Go through the entries below and retype them exactly, omitting each picture.

=== GIVEN DATA ===

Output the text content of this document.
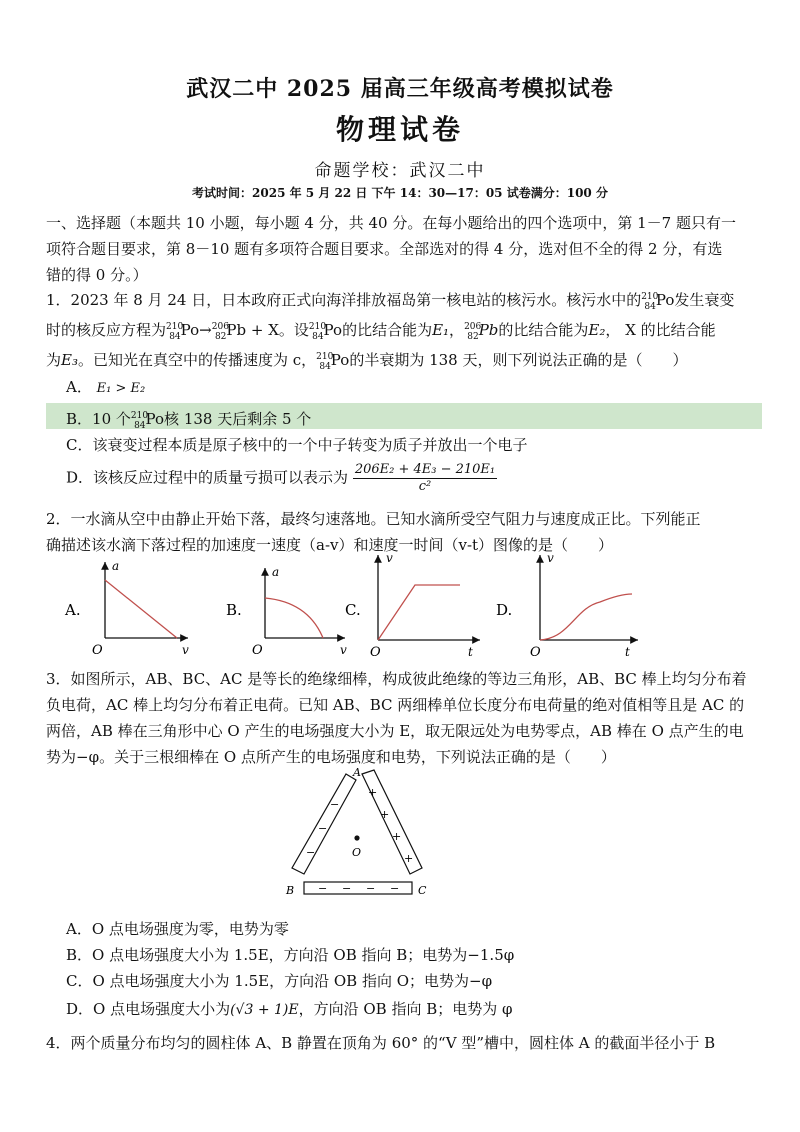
武汉二中 2025 届高三年级高考模拟试卷
物理试卷
命题学校：武汉二中
考试时间：2025 年 5 月 22 日 下午 14：30—17：05 试卷满分：100 分
一、选择题（本题共 10 小题，每小题 4 分，共 40 分。在每小题给出的四个选项中，第 1－7 题只有一
项符合题目要求，第 8－10 题有多项符合题目要求。全部选对的得 4 分，选对但不全的得 2 分，有选
错的得 0 分。）
1．2023 年 8 月 24 日，日本政府正式向海洋排放福岛第一核电站的核污水。核污水中的$^{210}_{84}$Po发生衰变
时的核反应方程为$^{210}_{84}$Po→$^{206}_{82}$Pb + X。设$^{210}_{84}$Po的比结合能为E₁，$^{206}_{82}$Pb的比结合能为E₂， X 的比结合能
为E₃。已知光在真空中的传播速度为 c，$^{210}_{84}$Po的半衰期为 138 天，则下列说法正确的是（　　）
A． E₁ > E₂
B．10 个$^{210}_{84}$Po核 138 天后剩余 5 个
C．该衰变过程本质是原子核中的一个中子转变为质子并放出一个电子
D．该核反应过程中的质量亏损可以表示为 $\frac{\text{206E₂ + 4E₃ − 210E₁}}{\text{c²}}$
2．一水滴从空中由静止开始下落，最终匀速落地。已知水滴所受空气阻力与速度成正比。下列能正
确描述该水滴下落过程的加速度一速度（a-v）和速度一时间（v-t）图像的是（　　）
A.
a
v
O
B.
a
v
O
C.
v
t
O
D.
v
t
O
3．如图所示，AB、BC、AC 是等长的绝缘细棒，构成彼此绝缘的等边三角形，AB、BC 棒上均匀分布着
负电荷，AC 棒上均匀分布着正电荷。已知 AB、BC 两细棒单位长度分布电荷量的绝对值相等且是 AC 的
两倍，AB 棒在三角形中心 O 产生的电场强度大小为 E，取无限远处为电势零点，AB 棒在 O 点产生的电
势为−φ。关于三根细棒在 O 点所产生的电场强度和电势，下列说法正确的是（　　）
A
B	C
O
−
−
−
+
+
+
+
− − − −
A．O 点电场强度为零，电势为零
B．O 点电场强度大小为 1.5E，方向沿 OB 指向 B；电势为−1.5φ
C．O 点电场强度大小为 1.5E，方向沿 OB 指向 O；电势为−φ
D．O 点电场强度大小为(√3 + 1)E，方向沿 OB 指向 B；电势为 φ
4．两个质量分布均匀的圆柱体 A、B 静置在顶角为 60° 的“V 型”槽中，圆柱体 A 的截面半径小于 B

===

## RESPONSE FOR THIS EXERCISE
Output the text content of this document.
武汉二中 2025 届高三年级高考模拟试卷
物理试卷
命题学校：武汉二中
考试时间：2025 年 5 月 22 日 下午 14：30—17：05 试卷满分：100 分
一、选择题（本题共 10 小题，每小题 4 分，共 40 分。在每小题给出的四个选项中，第 1－7 题只有一
项符合题目要求，第 8－10 题有多项符合题目要求。全部选对的得 4 分，选对但不全的得 2 分，有选
错的得 0 分。）
1．2023 年 8 月 24 日，日本政府正式向海洋排放福岛第一核电站的核污水。核污水中的$^{210}_{84}$Po发生衰变
时的核反应方程为$^{210}_{84}$Po→$^{206}_{82}$Pb + X。设$^{210}_{84}$Po的比结合能为E₁，$^{206}_{82}$Pb的比结合能为E₂， X 的比结合能
为E₃。已知光在真空中的传播速度为 c，$^{210}_{84}$Po的半衰期为 138 天，则下列说法正确的是（　　）
A． E₁ > E₂
B．10 个$^{210}_{84}$Po核 138 天后剩余 5 个
C．该衰变过程本质是原子核中的一个中子转变为质子并放出一个电子
D．该核反应过程中的质量亏损可以表示为 $\frac{\text{206E₂ + 4E₃ − 210E₁}}{\text{c²}}$
2．一水滴从空中由静止开始下落，最终匀速落地。已知水滴所受空气阻力与速度成正比。下列能正
确描述该水滴下落过程的加速度一速度（a-v）和速度一时间（v-t）图像的是（　　）
A.
a
v
O
B.
a
v
O
C.
v
t
O
D.
v
t
O
3．如图所示，AB、BC、AC 是等长的绝缘细棒，构成彼此绝缘的等边三角形，AB、BC 棒上均匀分布着
负电荷，AC 棒上均匀分布着正电荷。已知 AB、BC 两细棒单位长度分布电荷量的绝对值相等且是 AC 的
两倍，AB 棒在三角形中心 O 产生的电场强度大小为 E，取无限远处为电势零点，AB 棒在 O 点产生的电
势为−φ。关于三根细棒在 O 点所产生的电场强度和电势，下列说法正确的是（　　）
A
B	C
O
−
−
−
+
+
+
+
− − − −
A．O 点电场强度为零，电势为零
B．O 点电场强度大小为 1.5E，方向沿 OB 指向 B；电势为−1.5φ
C．O 点电场强度大小为 1.5E，方向沿 OB 指向 O；电势为−φ
D．O 点电场强度大小为(√3 + 1)E，方向沿 OB 指向 B；电势为 φ
4．两个质量分布均匀的圆柱体 A、B 静置在顶角为 60° 的“V 型”槽中，圆柱体 A 的截面半径小于 B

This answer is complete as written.